Do the statements below agree with the passage on Noah? For each, answer yes or no and quote the words of the passage that decide it.
1. Noah was 500 years old before he fathered a child.
2. Noah belongs to the ninth generation of human beings.
3. The plain meaning of the name Noah is "comfort."

# Passage given
* * *
The third thing we learn is that his name, Noah, meaning ‘rest’ or ‘repose’, but midrashically stretched to mean ‘comfort’ is somehow the counter to the idea of itz’von, that this one,  Noah, y’nachameinu – will comfort us – in our work (ma’asei) and the creative work of our hands (itz’von yadeinu), from the ground which the Eternal has cursed (Gen 5:29)  This is the first time that a name has been explained in bible since the first couple were named.

And the fourth thing we learn is that unlike his nine ancestors, Noah waited a long, long time before having children.  Five times longer than the usual delay – he was 500 years old before fathering a child.

The text has signalled that this man, the tenth generation of human beings, is notable. In some way he is born to mitigate the sheer hard work of creative exertion that has been the lot of human beings since leaving Eden.  And indeed he does alter the course of human history, becoming himself the ur-ancestor for the post-flood generations. And he is a late starter.
* * *
# Extracted data
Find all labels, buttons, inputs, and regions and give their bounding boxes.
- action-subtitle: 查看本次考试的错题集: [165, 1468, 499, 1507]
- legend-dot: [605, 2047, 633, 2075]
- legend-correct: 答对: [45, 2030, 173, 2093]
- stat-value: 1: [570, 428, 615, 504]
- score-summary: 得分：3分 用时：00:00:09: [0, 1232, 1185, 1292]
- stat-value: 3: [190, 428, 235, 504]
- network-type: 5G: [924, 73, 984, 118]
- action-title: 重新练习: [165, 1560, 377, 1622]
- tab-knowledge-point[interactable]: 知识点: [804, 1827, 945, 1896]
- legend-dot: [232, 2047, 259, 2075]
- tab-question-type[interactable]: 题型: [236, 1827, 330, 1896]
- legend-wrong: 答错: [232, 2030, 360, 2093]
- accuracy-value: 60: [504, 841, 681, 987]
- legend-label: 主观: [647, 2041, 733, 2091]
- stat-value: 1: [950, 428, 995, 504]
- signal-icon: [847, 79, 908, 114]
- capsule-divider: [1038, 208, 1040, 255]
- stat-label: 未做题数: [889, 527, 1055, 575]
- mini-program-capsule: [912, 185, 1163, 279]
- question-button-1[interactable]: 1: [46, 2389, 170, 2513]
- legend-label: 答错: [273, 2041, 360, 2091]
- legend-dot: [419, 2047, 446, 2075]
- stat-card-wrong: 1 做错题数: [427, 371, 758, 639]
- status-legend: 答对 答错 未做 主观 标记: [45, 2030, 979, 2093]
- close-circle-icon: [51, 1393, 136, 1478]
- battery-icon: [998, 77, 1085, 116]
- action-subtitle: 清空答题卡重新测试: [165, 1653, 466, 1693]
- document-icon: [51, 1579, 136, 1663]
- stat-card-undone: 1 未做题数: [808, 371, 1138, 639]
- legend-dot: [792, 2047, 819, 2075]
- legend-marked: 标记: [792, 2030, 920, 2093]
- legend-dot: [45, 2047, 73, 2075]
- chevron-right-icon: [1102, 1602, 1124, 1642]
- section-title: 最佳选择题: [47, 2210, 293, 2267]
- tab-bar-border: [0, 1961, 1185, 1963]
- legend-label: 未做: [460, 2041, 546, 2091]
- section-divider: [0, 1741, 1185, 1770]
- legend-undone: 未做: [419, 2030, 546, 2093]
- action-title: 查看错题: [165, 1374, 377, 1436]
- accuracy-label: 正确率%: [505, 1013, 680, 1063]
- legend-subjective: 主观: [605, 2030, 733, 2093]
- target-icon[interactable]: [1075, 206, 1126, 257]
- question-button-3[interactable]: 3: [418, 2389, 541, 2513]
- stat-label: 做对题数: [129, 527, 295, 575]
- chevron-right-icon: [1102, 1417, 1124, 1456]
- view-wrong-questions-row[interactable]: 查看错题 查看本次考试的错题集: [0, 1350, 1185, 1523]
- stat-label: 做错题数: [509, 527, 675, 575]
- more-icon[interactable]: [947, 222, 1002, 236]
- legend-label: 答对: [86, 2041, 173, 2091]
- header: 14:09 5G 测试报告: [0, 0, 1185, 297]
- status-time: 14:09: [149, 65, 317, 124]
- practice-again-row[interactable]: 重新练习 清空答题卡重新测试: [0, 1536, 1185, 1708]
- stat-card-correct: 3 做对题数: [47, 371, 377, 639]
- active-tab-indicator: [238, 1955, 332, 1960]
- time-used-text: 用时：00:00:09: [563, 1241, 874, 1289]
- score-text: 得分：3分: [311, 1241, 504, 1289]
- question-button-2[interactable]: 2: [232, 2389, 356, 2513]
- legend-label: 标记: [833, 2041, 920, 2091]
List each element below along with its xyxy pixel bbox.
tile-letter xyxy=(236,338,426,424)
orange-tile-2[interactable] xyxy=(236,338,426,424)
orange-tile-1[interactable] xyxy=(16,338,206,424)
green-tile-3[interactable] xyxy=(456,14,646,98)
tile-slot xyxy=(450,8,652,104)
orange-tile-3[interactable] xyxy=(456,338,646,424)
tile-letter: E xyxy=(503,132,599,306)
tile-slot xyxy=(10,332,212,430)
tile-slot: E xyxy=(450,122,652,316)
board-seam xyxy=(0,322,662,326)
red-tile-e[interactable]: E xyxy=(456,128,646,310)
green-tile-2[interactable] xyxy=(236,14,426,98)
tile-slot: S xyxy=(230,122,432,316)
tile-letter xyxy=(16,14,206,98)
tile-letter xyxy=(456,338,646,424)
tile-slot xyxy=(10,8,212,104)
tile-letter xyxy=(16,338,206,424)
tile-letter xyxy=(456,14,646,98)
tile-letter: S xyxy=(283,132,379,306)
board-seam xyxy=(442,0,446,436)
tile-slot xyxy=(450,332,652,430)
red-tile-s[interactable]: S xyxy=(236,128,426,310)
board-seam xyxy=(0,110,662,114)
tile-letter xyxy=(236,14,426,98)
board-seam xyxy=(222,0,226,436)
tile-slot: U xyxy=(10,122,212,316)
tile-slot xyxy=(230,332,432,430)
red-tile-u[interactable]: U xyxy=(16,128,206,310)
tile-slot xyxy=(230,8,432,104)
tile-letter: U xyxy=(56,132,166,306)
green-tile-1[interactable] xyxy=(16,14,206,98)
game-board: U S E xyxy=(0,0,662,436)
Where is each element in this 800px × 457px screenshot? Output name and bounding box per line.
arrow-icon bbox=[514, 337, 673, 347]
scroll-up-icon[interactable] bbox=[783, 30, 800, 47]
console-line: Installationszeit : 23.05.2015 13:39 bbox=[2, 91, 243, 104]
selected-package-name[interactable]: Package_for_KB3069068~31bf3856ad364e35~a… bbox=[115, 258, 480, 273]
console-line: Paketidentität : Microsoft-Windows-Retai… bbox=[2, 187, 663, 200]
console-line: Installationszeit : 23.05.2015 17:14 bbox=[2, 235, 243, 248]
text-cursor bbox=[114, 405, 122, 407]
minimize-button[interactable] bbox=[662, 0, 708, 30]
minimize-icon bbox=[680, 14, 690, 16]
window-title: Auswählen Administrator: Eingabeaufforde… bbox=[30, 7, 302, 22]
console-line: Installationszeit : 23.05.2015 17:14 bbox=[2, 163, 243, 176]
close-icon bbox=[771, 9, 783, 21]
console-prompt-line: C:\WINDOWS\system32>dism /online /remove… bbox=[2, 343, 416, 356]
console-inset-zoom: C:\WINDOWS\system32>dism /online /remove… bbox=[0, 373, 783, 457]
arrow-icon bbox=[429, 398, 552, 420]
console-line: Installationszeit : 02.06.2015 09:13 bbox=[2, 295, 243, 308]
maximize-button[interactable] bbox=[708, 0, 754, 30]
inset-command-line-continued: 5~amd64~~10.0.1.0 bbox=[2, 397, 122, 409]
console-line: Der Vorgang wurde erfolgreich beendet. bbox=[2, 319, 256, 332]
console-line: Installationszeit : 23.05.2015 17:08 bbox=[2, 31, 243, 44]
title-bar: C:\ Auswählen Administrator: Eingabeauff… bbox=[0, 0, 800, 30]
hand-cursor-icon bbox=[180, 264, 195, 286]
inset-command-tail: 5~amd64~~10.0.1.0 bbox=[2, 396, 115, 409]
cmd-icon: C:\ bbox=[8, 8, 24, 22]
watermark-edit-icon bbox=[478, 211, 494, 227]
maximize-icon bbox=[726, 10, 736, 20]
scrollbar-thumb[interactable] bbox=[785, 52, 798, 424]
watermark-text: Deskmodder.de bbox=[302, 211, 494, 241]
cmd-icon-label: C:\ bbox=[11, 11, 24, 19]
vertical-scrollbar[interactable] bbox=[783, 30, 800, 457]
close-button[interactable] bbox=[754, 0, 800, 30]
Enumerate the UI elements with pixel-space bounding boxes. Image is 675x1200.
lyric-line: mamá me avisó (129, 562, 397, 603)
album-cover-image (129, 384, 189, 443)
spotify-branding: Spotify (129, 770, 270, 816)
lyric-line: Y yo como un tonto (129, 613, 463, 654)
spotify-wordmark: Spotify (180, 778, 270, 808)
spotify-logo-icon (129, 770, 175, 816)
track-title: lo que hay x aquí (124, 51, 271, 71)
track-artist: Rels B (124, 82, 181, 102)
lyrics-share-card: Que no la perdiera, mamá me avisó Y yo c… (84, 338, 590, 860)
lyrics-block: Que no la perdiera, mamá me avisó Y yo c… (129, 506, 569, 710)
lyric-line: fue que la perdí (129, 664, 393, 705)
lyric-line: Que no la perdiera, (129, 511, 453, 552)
* * *
# Solution to the exercise
1. Yes: "he was 500 years old before fathering a child."
2. No: "this man, the tenth generation of human beings, is notable."
3. No: "meaning ‘rest’ or ‘repose’, but midrashically stretched to mean ‘comfort’"